Wherever the word "kind" appears in a line, extract that line.

Collected data:
^^^^^^^^
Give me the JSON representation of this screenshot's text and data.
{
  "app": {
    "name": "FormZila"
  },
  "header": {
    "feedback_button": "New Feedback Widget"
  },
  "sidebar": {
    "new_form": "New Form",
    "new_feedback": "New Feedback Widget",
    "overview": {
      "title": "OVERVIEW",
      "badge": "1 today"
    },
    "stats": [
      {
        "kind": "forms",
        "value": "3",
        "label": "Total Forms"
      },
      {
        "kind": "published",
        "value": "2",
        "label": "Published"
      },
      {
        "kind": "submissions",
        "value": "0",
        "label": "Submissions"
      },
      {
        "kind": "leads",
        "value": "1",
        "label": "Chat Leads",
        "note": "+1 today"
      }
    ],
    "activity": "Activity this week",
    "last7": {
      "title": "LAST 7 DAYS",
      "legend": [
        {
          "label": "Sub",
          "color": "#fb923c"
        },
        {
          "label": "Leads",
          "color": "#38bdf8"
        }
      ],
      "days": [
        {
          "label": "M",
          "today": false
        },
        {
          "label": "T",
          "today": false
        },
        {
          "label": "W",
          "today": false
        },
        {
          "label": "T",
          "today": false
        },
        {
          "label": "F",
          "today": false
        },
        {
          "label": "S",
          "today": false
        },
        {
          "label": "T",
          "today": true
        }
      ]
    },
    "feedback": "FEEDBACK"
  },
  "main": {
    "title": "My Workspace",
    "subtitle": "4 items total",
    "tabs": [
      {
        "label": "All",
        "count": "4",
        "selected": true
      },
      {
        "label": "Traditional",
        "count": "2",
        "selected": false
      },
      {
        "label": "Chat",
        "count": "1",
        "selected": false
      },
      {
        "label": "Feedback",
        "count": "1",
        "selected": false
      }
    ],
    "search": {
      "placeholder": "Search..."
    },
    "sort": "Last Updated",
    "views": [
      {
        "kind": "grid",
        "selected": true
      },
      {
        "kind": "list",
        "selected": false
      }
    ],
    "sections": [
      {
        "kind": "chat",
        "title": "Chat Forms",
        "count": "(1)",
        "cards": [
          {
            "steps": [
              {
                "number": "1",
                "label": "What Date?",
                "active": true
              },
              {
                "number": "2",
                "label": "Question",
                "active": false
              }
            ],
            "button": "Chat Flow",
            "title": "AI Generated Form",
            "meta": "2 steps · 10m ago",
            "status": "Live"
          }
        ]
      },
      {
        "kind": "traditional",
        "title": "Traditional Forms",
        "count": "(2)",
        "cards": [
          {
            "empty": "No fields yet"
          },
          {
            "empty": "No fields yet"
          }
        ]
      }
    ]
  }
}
^^^^^^^^
_TASK ANSWER:_
        "kind": "forms",
        "kind": "published",
        "kind": "submissions",
        "kind": "leads",
        "kind": "grid",
        "kind": "list",
        "kind": "chat",
        "kind": "traditional",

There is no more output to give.